[start of Supplied records]
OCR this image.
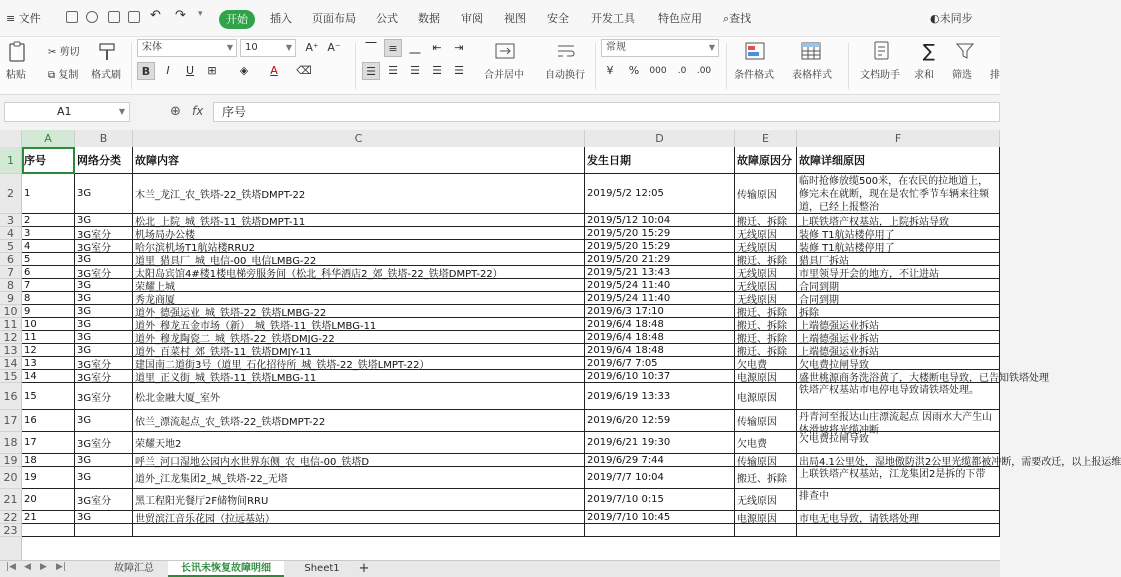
≡ 文件	↶ ↷ ▾	开始	插入 页面布局 公式 数据 审阅 视图 安全 开发工具 特色应用 ⌕查找	◐未同步
粘贴
✂ 剪切
⧉ 复制 格式刷
宋体	▼	10	▼ A⁺ A⁻
B	I	U	⊞	◈	A	⌫
⎺	≡	⎽	⇤	⇥
☰	☰	☰	☰	☰	合并居中 自动换行
常规	▼
¥	%	000	.0	.00 条件格式 表格样式	文档助手
∑
求和 筛选 排
A1	▼	⊕ fx	序号
A	B	C	D	E	F
1
2
3
4
5
6
7
8
9
10
11
12
13
14
15
16
17
18
19
20
21
22
23
序号	网络分类	故障内容	发生日期	故障原因分 故障详细原因
1	3G	木兰_龙江_农_铁塔-22_铁塔DMPT-22	2019/5/2 12:05	传输原因
临时抢修放缆500米，在农民的拉地道上，修完未在就断，现在是农忙季节车辆来往频道，已经上报整治
2	3G	松北_上院_城_铁塔-11_铁塔DMPT-11	2019/5/12 10:04	搬迁、拆除	上联铁塔产权基站，上院拆站导致
3	3G室分	机场局办公楼	2019/5/20 15:29	无线原因	装修 T1航站楼停用了
4	3G室分	哈尔滨机场T1航站楼RRU2	2019/5/20 15:29	无线原因	装修 T1航站楼停用了
5	3G	道里_猎具厂_城_电信-00_电信LMBG-22	2019/5/20 21:29	搬迁、拆除	猎具厂拆站
6	3G室分	太阳岛宾馆4#楼1楼电梯旁服务间（松北_科华酒店2_郊_铁塔-22_铁塔DMPT-22）	2019/5/21 13:43	无线原因	市里领导开会的地方，不让进站
7	3G	荣耀上城	2019/5/24 11:40	无线原因	合同到期
8	3G	秀龙商厦	2019/5/24 11:40	无线原因	合同到期
9	3G	道外_德强运业_城_铁塔-22_铁塔LMBG-22	2019/6/3 17:10	搬迁、拆除	拆除
10	3G	道外_穆龙五金市场（新）_城_铁塔-11_铁塔LMBG-11	2019/6/4 18:48	搬迁、拆除	上端德强运业拆站
11	3G	道外_穆龙陶瓷二_城_铁塔-22_铁塔DMJG-22	2019/6/4 18:48	搬迁、拆除	上端德强运业拆站
12	3G	道外_百菜村_郊_铁塔-11_铁塔DMJY-11	2019/6/4 18:48	搬迁、拆除	上端德强运业拆站
13	3G室分	建国南二道街3号（道里_石化招待所_城_铁塔-22_铁塔LMPT-22）	2019/6/7 7:05	欠电费	欠电费拉闸导致
14	3G室分	道里_正义街_城_铁塔-11_铁塔LMBG-11	2019/6/10 10:37	电源原因	盛世桃源商务洗浴黄了，大楼断电导致，已告知铁塔处理
15	3G室分	松北金融大厦_室外	2019/6/19 13:33	电源原因
铁塔产权基站市电停电导致请铁塔处理。
16	3G	依兰_漂流起点_农_铁塔-22_铁塔DMPT-22	2019/6/20 12:59	传输原因	丹青河至报达山庄漂流起点 因雨水大产生山体滑坡将光缆冲断
17	3G室分	荣耀天地2	2019/6/21 19:30	欠电费	欠电费拉闸导致
18	3G	呼兰_河口湿地公园内水世界东侧_农_电信-00_铁塔D	2019/6/29 7:44	传输原因	出局4.1公里处，湿地傲防洪2公里光缆都被冲断，需要改迁，以上报运维
19	3G	道外_江龙集团2_城_铁塔-22_无塔	2019/7/7 10:04	搬迁、拆除	上联铁塔产权基站，江龙集团2是拆的下带
20	3G室分	黑工程阳光餐厅2F储物间RRU	2019/7/10 0:15	无线原因	排查中
21	3G	世贸滨江音乐花园（拉远基站）	2019/7/10 10:45	电源原因	市电无电导致，请铁塔处理
|◀ ◀ ▶ ▶|	故障汇总	长讯未恢复故障明细	Sheet1	+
[end of Supplied records]
Task description
Leave the pictures out and reproduce all of the records exactly.

Exercise response
OCR this image.
≡ 文件	↶ ↷ ▾	开始	插入 页面布局 公式 数据 审阅 视图 安全 开发工具 特色应用 ⌕查找	◐未同步
粘贴
✂ 剪切
⧉ 复制 格式刷
宋体	▼	10	▼ A⁺ A⁻
B	I	U	⊞	◈	A	⌫
⎺	≡	⎽	⇤	⇥
☰	☰	☰	☰	☰	合并居中 自动换行
常规	▼
¥	%	000	.0	.00 条件格式 表格样式	文档助手
∑
求和 筛选 排
A1	▼	⊕ fx	序号
A	B	C	D	E	F
1
2
3
4
5
6
7
8
9
10
11
12
13
14
15
16
17
18
19
20
21
22
23
序号	网络分类	故障内容	发生日期	故障原因分 故障详细原因
1	3G	木兰_龙江_农_铁塔-22_铁塔DMPT-22	2019/5/2 12:05	传输原因
临时抢修放缆500米，在农民的拉地道上，修完未在就断，现在是农忙季节车辆来往频道，已经上报整治
2	3G	松北_上院_城_铁塔-11_铁塔DMPT-11	2019/5/12 10:04	搬迁、拆除	上联铁塔产权基站，上院拆站导致
3	3G室分	机场局办公楼	2019/5/20 15:29	无线原因	装修 T1航站楼停用了
4	3G室分	哈尔滨机场T1航站楼RRU2	2019/5/20 15:29	无线原因	装修 T1航站楼停用了
5	3G	道里_猎具厂_城_电信-00_电信LMBG-22	2019/5/20 21:29	搬迁、拆除	猎具厂拆站
6	3G室分	太阳岛宾馆4#楼1楼电梯旁服务间（松北_科华酒店2_郊_铁塔-22_铁塔DMPT-22）	2019/5/21 13:43	无线原因	市里领导开会的地方，不让进站
7	3G	荣耀上城	2019/5/24 11:40	无线原因	合同到期
8	3G	秀龙商厦	2019/5/24 11:40	无线原因	合同到期
9	3G	道外_德强运业_城_铁塔-22_铁塔LMBG-22	2019/6/3 17:10	搬迁、拆除	拆除
10	3G	道外_穆龙五金市场（新）_城_铁塔-11_铁塔LMBG-11	2019/6/4 18:48	搬迁、拆除	上端德强运业拆站
11	3G	道外_穆龙陶瓷二_城_铁塔-22_铁塔DMJG-22	2019/6/4 18:48	搬迁、拆除	上端德强运业拆站
12	3G	道外_百菜村_郊_铁塔-11_铁塔DMJY-11	2019/6/4 18:48	搬迁、拆除	上端德强运业拆站
13	3G室分	建国南二道街3号（道里_石化招待所_城_铁塔-22_铁塔LMPT-22）	2019/6/7 7:05	欠电费	欠电费拉闸导致
14	3G室分	道里_正义街_城_铁塔-11_铁塔LMBG-11	2019/6/10 10:37	电源原因	盛世桃源商务洗浴黄了，大楼断电导致，已告知铁塔处理
15	3G室分	松北金融大厦_室外	2019/6/19 13:33	电源原因
铁塔产权基站市电停电导致请铁塔处理。
16	3G	依兰_漂流起点_农_铁塔-22_铁塔DMPT-22	2019/6/20 12:59	传输原因	丹青河至报达山庄漂流起点 因雨水大产生山体滑坡将光缆冲断
17	3G室分	荣耀天地2	2019/6/21 19:30	欠电费	欠电费拉闸导致
18	3G	呼兰_河口湿地公园内水世界东侧_农_电信-00_铁塔D	2019/6/29 7:44	传输原因	出局4.1公里处，湿地傲防洪2公里光缆都被冲断，需要改迁，以上报运维
19	3G	道外_江龙集团2_城_铁塔-22_无塔	2019/7/7 10:04	搬迁、拆除	上联铁塔产权基站，江龙集团2是拆的下带
20	3G室分	黑工程阳光餐厅2F储物间RRU	2019/7/10 0:15	无线原因	排查中
21	3G	世贸滨江音乐花园（拉远基站）	2019/7/10 10:45	电源原因	市电无电导致，请铁塔处理
|◀ ◀ ▶ ▶|	故障汇总	长讯未恢复故障明细	Sheet1	+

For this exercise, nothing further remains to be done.